- [Exercise objective]:
In the records below, find each line holding the word "behaviour" and copy it.

(Data listing begins)

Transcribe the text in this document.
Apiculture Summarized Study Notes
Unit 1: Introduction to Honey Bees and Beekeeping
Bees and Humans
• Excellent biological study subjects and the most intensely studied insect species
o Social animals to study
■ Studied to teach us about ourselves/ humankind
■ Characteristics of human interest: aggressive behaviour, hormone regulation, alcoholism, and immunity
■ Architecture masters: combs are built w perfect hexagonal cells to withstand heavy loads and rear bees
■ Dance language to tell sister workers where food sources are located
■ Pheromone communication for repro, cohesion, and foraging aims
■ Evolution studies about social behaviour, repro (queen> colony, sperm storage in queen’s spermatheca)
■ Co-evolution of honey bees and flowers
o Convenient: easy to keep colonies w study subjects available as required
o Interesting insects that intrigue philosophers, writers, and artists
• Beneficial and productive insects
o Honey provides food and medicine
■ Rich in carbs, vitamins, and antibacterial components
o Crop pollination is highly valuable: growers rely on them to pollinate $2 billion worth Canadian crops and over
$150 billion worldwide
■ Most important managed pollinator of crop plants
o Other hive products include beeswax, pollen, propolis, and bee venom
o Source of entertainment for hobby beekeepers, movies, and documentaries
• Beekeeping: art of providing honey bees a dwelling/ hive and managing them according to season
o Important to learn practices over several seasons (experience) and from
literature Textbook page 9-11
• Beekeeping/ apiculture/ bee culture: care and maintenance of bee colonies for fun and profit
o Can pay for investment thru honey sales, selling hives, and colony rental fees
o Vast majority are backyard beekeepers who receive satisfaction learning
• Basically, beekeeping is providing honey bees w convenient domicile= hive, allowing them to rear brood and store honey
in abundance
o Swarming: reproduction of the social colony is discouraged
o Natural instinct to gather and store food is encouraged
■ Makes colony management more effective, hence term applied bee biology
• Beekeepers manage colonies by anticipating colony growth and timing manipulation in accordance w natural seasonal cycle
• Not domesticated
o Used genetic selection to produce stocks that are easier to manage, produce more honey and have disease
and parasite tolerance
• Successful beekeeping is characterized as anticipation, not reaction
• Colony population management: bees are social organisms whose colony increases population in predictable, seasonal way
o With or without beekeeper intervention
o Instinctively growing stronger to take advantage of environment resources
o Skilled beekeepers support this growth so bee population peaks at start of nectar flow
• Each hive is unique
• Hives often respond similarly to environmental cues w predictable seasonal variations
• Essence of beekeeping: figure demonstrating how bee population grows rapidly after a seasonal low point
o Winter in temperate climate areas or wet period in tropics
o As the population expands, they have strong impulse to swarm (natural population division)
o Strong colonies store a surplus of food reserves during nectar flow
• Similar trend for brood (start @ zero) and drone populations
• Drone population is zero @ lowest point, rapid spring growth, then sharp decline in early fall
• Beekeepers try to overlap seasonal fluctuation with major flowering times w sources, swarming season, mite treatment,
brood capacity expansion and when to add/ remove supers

(Data listing ends)

- [Answer area]:
■ Characteristics of human interest: aggressive behaviour, hormone regulation, alcoholism, and immunity
■ Evolution studies about social behaviour, repro (queen> colony, sperm storage in queen’s spermatheca)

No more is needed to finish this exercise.